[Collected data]
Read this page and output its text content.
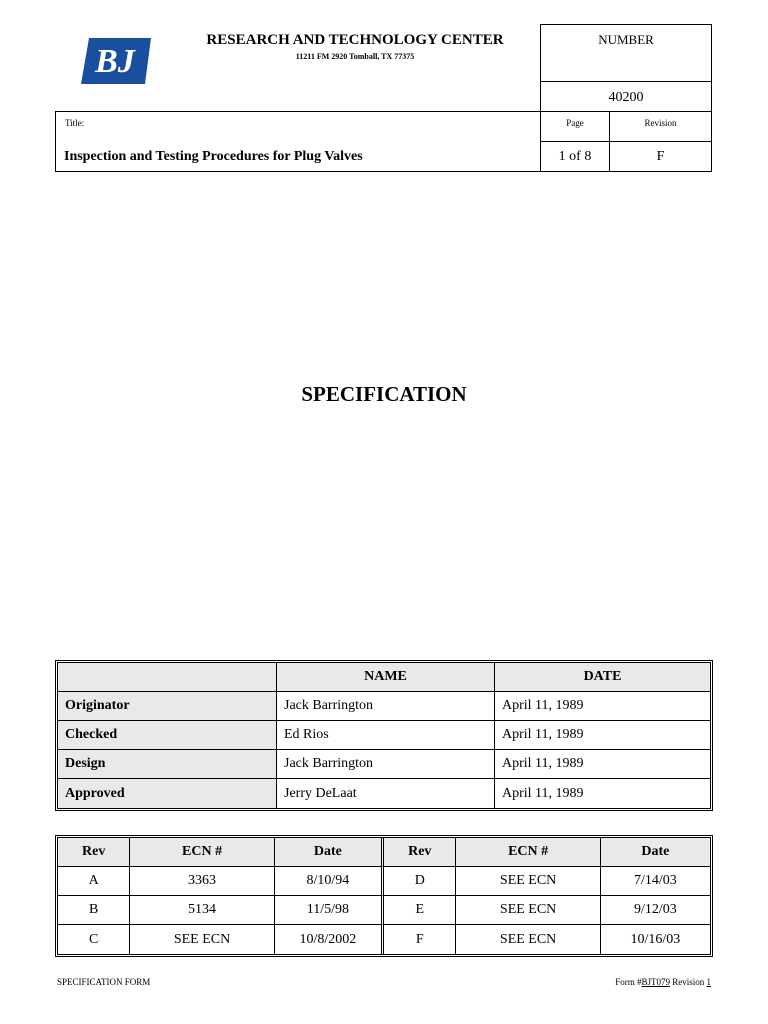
BJ
RESEARCH AND TECHNOLOGY CENTER
11211 FM 2920 Tomball, TX 77375
NUMBER
40200
Title:
Inspection and Testing Procedures for Plug Valves
Page	Revision
1 of 8	F
SPECIFICATION
	NAME	DATE
Originator	Jack Barrington	April 11, 1989
Checked	Ed Rios	April 11, 1989
Design	Jack Barrington	April 11, 1989
Approved	Jerry DeLaat	April 11, 1989
Rev	ECN #	Date	Rev	ECN #	Date
A	3363	8/10/94	D	SEE ECN	7/14/03
B	5134	11/5/98	E	SEE ECN	9/12/03
C	SEE ECN	10/8/2002	F	SEE ECN	10/16/03
SPECIFICATION FORM	Form #BJT079 Revision 1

:: What the exercise asks ::
Repeat the records in full, exactly as they appear, without the pictures.

:: Completed exercise ::
Read this page and output its text content.
BJ
RESEARCH AND TECHNOLOGY CENTER
11211 FM 2920 Tomball, TX 77375
NUMBER
40200
Title:
Inspection and Testing Procedures for Plug Valves
Page	Revision
1 of 8	F
SPECIFICATION
	NAME	DATE
Originator	Jack Barrington	April 11, 1989
Checked	Ed Rios	April 11, 1989
Design	Jack Barrington	April 11, 1989
Approved	Jerry DeLaat	April 11, 1989
Rev	ECN #	Date	Rev	ECN #	Date
A	3363	8/10/94	D	SEE ECN	7/14/03
B	5134	11/5/98	E	SEE ECN	9/12/03
C	SEE ECN	10/8/2002	F	SEE ECN	10/16/03
SPECIFICATION FORM	Form #BJT079 Revision 1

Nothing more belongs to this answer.